▸ **Request**:
Rewrite the stretch of records from the line containing "day-number: 15 — [343, 269, 448, 285]" through the line containing "day-header: Thursday — [450, 83, 556, 103]" as a numbered list, leaving out any blank lines. Include both of those lines and nothing outside that stretch.

===== Given records

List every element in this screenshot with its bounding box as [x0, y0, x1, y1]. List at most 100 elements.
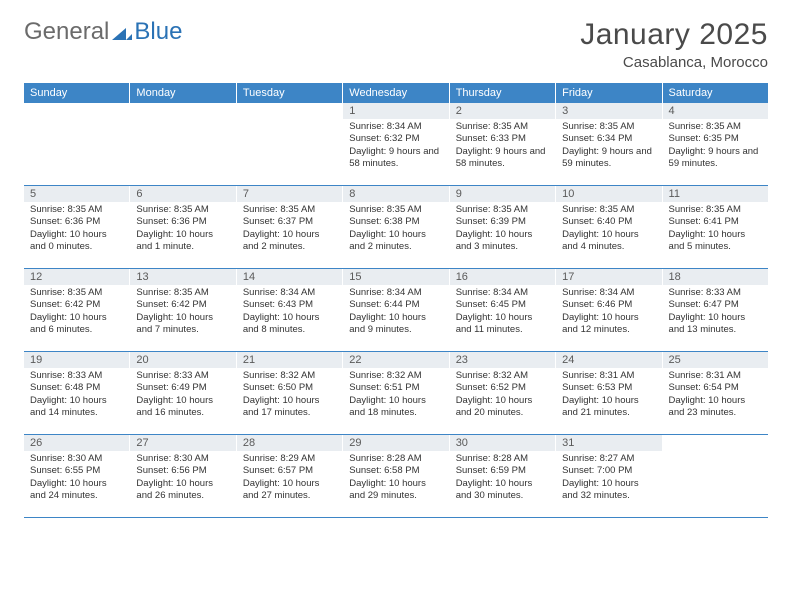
day-number: 15 — [343, 269, 448, 285]
day-header-row: Sunday Monday Tuesday Wednesday Thursday… — [24, 83, 768, 103]
sunset-text: Sunset: 6:54 PM — [669, 382, 762, 394]
day-number: 28 — [237, 435, 342, 451]
daylight-text: Daylight: 10 hours and 14 minutes. — [30, 395, 123, 420]
day-header: Thursday — [450, 83, 556, 103]
day-body: Sunrise: 8:35 AMSunset: 6:34 PMDaylight:… — [556, 119, 661, 174]
logo: General Blue — [24, 18, 182, 46]
day-body: Sunrise: 8:34 AMSunset: 6:44 PMDaylight:… — [343, 285, 448, 340]
sunset-text: Sunset: 6:41 PM — [669, 216, 762, 228]
daylight-text: Daylight: 10 hours and 13 minutes. — [669, 312, 762, 337]
sunrise-text: Sunrise: 8:30 AM — [30, 453, 123, 465]
day-cell: 26Sunrise: 8:30 AMSunset: 6:55 PMDayligh… — [24, 435, 130, 517]
day-cell: 17Sunrise: 8:34 AMSunset: 6:46 PMDayligh… — [556, 269, 662, 351]
sunset-text: Sunset: 6:39 PM — [456, 216, 549, 228]
daylight-text: Daylight: 10 hours and 16 minutes. — [136, 395, 229, 420]
day-cell: 29Sunrise: 8:28 AMSunset: 6:58 PMDayligh… — [343, 435, 449, 517]
daylight-text: Daylight: 10 hours and 8 minutes. — [243, 312, 336, 337]
day-number: 8 — [343, 186, 448, 202]
week-row: 12Sunrise: 8:35 AMSunset: 6:42 PMDayligh… — [24, 269, 768, 352]
day-number: 7 — [237, 186, 342, 202]
sunrise-text: Sunrise: 8:34 AM — [243, 287, 336, 299]
day-cell: 21Sunrise: 8:32 AMSunset: 6:50 PMDayligh… — [237, 352, 343, 434]
sunset-text: Sunset: 6:53 PM — [562, 382, 655, 394]
day-number: 4 — [663, 103, 768, 119]
sunset-text: Sunset: 6:37 PM — [243, 216, 336, 228]
logo-icon — [109, 18, 132, 46]
day-cell: 12 Sunrise: 8:35 AMSunset: 6:42 PMDayligh… — [24, 269, 130, 351]
day-body: Sunrise: 8:31 AMSunset: 6:54 PMDaylight:… — [663, 368, 768, 423]
day-cell: 9Sunrise: 8:35 AMSunset: 6:39 PMDaylight… — [450, 186, 556, 268]
sunrise-text: Sunrise: 8:35 AM — [456, 204, 549, 216]
sunset-text: Sunset: 6:46 PM — [562, 299, 655, 311]
sunrise-text: Sunrise: 8:32 AM — [456, 370, 549, 382]
daylight-text: Daylight: 10 hours and 2 minutes. — [243, 229, 336, 254]
day-body: Sunrise: 8:34 AMSunset: 6:46 PMDaylight:… — [556, 285, 661, 340]
page-title: January 2025 — [580, 18, 768, 52]
sunrise-text: Sunrise: 8:35 AM — [30, 287, 123, 299]
day-cell: 25Sunrise: 8:31 AMSunset: 6:54 PMDayligh… — [663, 352, 768, 434]
daylight-text: Daylight: 10 hours and 23 minutes. — [669, 395, 762, 420]
day-number: 27 — [130, 435, 235, 451]
day-cell: 2Sunrise: 8:35 AMSunset: 6:33 PMDaylight… — [450, 103, 556, 185]
day-header: Sunday — [24, 83, 130, 103]
sunset-text: Sunset: 6:38 PM — [349, 216, 442, 228]
sunrise-text: Sunrise: 8:34 AM — [349, 287, 442, 299]
day-cell: 6Sunrise: 8:35 AMSunset: 6:36 PMDaylight… — [130, 186, 236, 268]
daylight-text: Daylight: 10 hours and 3 minutes. — [456, 229, 549, 254]
daylight-text: Daylight: 10 hours and 29 minutes. — [349, 478, 442, 503]
logo-word1: General — [24, 18, 109, 46]
sunrise-text: Sunrise: 8:34 AM — [562, 287, 655, 299]
daylight-text: Daylight: 10 hours and 32 minutes. — [562, 478, 655, 503]
day-cell: 10Sunrise: 8:35 AMSunset: 6:40 PMDayligh… — [556, 186, 662, 268]
sunset-text: Sunset: 6:36 PM — [136, 216, 229, 228]
sunrise-text: Sunrise: 8:32 AM — [243, 370, 336, 382]
sunrise-text: Sunrise: 8:29 AM — [243, 453, 336, 465]
day-number: 24 — [556, 352, 661, 368]
sunset-text: Sunset: 6:44 PM — [349, 299, 442, 311]
logo-word2: Blue — [134, 18, 182, 46]
day-number: 2 — [450, 103, 555, 119]
day-body: Sunrise: 8:35 AMSunset: 6:42 PMDaylight:… — [130, 285, 235, 340]
day-number: 12 — [24, 269, 129, 285]
sunrise-text: Sunrise: 8:33 AM — [669, 287, 762, 299]
day-body: Sunrise: 8:33 AMSunset: 6:49 PMDaylight:… — [130, 368, 235, 423]
daylight-text: Daylight: 10 hours and 6 minutes. — [30, 312, 123, 337]
daylight-text: Daylight: 9 hours and 59 minutes. — [562, 146, 655, 171]
calendar: Sunday Monday Tuesday Wednesday Thursday… — [24, 83, 768, 518]
day-body: Sunrise: 8:35 AMSunset: 6:36 PMDaylight:… — [24, 202, 129, 257]
day-cell: 18Sunrise: 8:33 AMSunset: 6:47 PMDayligh… — [663, 269, 768, 351]
day-cell: 14Sunrise: 8:34 AMSunset: 6:43 PMDayligh… — [237, 269, 343, 351]
day-number: 13 — [130, 269, 235, 285]
sunset-text: Sunset: 6:43 PM — [243, 299, 336, 311]
day-number: 1 — [343, 103, 448, 119]
sunset-text: Sunset: 6:42 PM — [30, 299, 123, 311]
day-header: Saturday — [663, 83, 768, 103]
day-number: 29 — [343, 435, 448, 451]
sunset-text: Sunset: 6:49 PM — [136, 382, 229, 394]
sunset-text: Sunset: 6:35 PM — [669, 133, 762, 145]
day-cell: 3Sunrise: 8:35 AMSunset: 6:34 PMDaylight… — [556, 103, 662, 185]
day-body: Sunrise: 8:29 AMSunset: 6:57 PMDaylight:… — [237, 451, 342, 506]
sunrise-text: Sunrise: 8:27 AM — [562, 453, 655, 465]
sunrise-text: Sunrise: 8:33 AM — [136, 370, 229, 382]
week-row: 19Sunrise: 8:33 AMSunset: 6:48 PMDayligh… — [24, 352, 768, 435]
day-cell: 22Sunrise: 8:32 AMSunset: 6:51 PMDayligh… — [343, 352, 449, 434]
sunset-text: Sunset: 6:58 PM — [349, 465, 442, 477]
day-number: 3 — [556, 103, 661, 119]
day-cell: 31Sunrise: 8:27 AMSunset: 7:00 PMDayligh… — [556, 435, 662, 517]
sunrise-text: Sunrise: 8:28 AM — [456, 453, 549, 465]
daylight-text: Daylight: 10 hours and 11 minutes. — [456, 312, 549, 337]
day-body: Sunrise: 8:35 AMSunset: 6:39 PMDaylight:… — [450, 202, 555, 257]
sunset-text: Sunset: 6:57 PM — [243, 465, 336, 477]
day-body: Sunrise: 8:32 AMSunset: 6:52 PMDaylight:… — [450, 368, 555, 423]
day-number: 31 — [556, 435, 661, 451]
sunset-text: Sunset: 6:51 PM — [349, 382, 442, 394]
day-body: Sunrise: 8:34 AMSunset: 6:32 PMDaylight:… — [343, 119, 448, 174]
sunrise-text: Sunrise: 8:35 AM — [562, 204, 655, 216]
day-body: Sunrise: 8:28 AMSunset: 6:58 PMDaylight:… — [343, 451, 448, 506]
day-number: 17 — [556, 269, 661, 285]
day-cell: 1Sunrise: 8:34 AMSunset: 6:32 PMDaylight… — [343, 103, 449, 185]
day-cell: 11Sunrise: 8:35 AMSunset: 6:41 PMDayligh… — [663, 186, 768, 268]
sunset-text: Sunset: 6:42 PM — [136, 299, 229, 311]
sunset-text: Sunset: 6:52 PM — [456, 382, 549, 394]
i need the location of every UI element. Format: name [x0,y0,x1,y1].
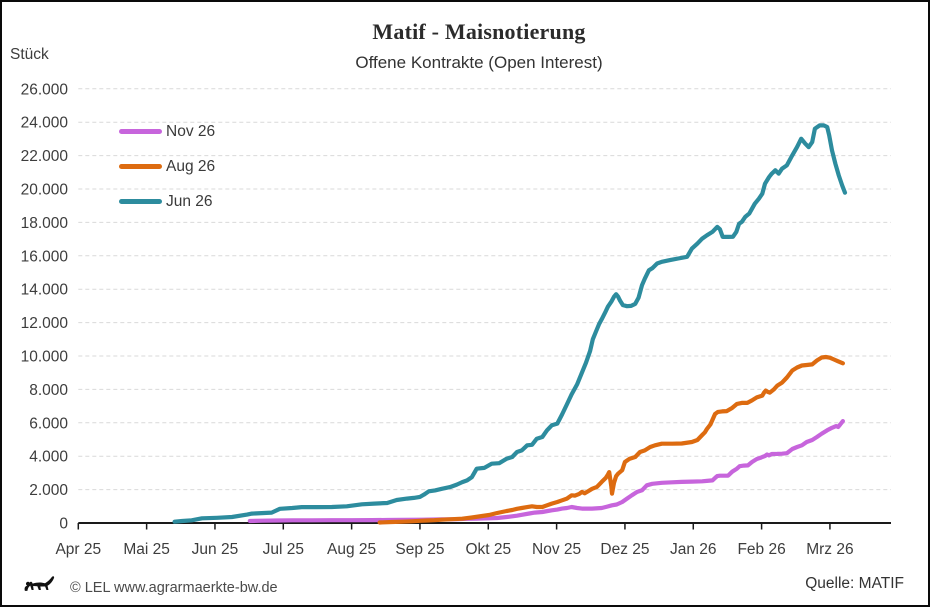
y-tick-label: 18.000 [21,215,69,232]
legend-item-nov-26: Nov 26 [119,114,215,149]
y-tick-label: 6.000 [29,415,68,432]
y-axis-unit-label: Stück [10,46,49,63]
x-tick-label: Jul 25 [263,541,304,558]
y-tick-label: 20.000 [21,182,69,199]
x-tick-label: Mrz 26 [806,541,853,558]
x-tick-label: Jan 26 [670,541,717,558]
chart-title: Matif - Maisnotierung [372,19,586,44]
legend-swatch [119,129,162,134]
legend-swatch [119,199,162,204]
x-tick-label: Dez 25 [600,541,649,558]
legend-label: Aug 26 [166,157,216,175]
x-tick-label: Jun 25 [192,541,239,558]
y-tick-label: 16.000 [21,248,69,265]
y-tick-label: 24.000 [21,115,69,132]
source-text: Quelle: MATIF [805,575,904,592]
legend-item-jun-26: Jun 26 [119,184,215,219]
y-tick-label: 14.000 [21,282,69,299]
y-tick-label: 2.000 [29,482,68,499]
y-tick-label: 26.000 [21,81,69,98]
x-tick-label: Apr 25 [55,541,101,558]
y-tick-label: 8.000 [29,382,68,399]
y-tick-label: 0 [59,516,68,533]
series-line-aug-26 [377,354,846,525]
legend-item-aug-26: Aug 26 [119,149,215,184]
y-tick-label: 10.000 [21,349,69,366]
lion-logo-icon [24,576,55,591]
chart-subtitle: Offene Kontrakte (Open Interest) [355,53,603,72]
legend-swatch [119,164,162,169]
y-tick-label: 4.000 [29,449,68,466]
x-tick-label: Okt 25 [465,541,511,558]
copyright-text: © LEL www.agrarmaerkte-bw.de [70,580,278,596]
x-tick-label: Nov 25 [532,541,581,558]
y-tick-label: 22.000 [21,148,69,165]
x-tick-label: Aug 25 [327,541,376,558]
legend-label: Jun 26 [166,192,213,210]
legend-label: Nov 26 [166,122,216,140]
series-line-jun-26 [172,123,848,524]
y-tick-label: 12.000 [21,315,69,332]
legend: Nov 26 Aug 26 Jun 26 [119,114,215,219]
x-tick-label: Sep 25 [395,541,444,558]
x-tick-label: Mai 25 [123,541,170,558]
x-tick-label: Feb 26 [737,541,785,558]
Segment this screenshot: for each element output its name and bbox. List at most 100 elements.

==========

▸ **Exercise solution**:
1. day-number: 15 — [343, 269, 448, 285]
2. day-header-row: Sunday Monday Tuesday Wednesday Thursday… — [24, 83, 768, 103]
3. sunset-text: Sunset: 6:54 PM — [669, 382, 762, 394]
4. day-number: 28 — [237, 435, 342, 451]
5. daylight-text: Daylight: 10 hours and 14 minutes. — [30, 395, 123, 420]
6. day-header: Thursday — [450, 83, 556, 103]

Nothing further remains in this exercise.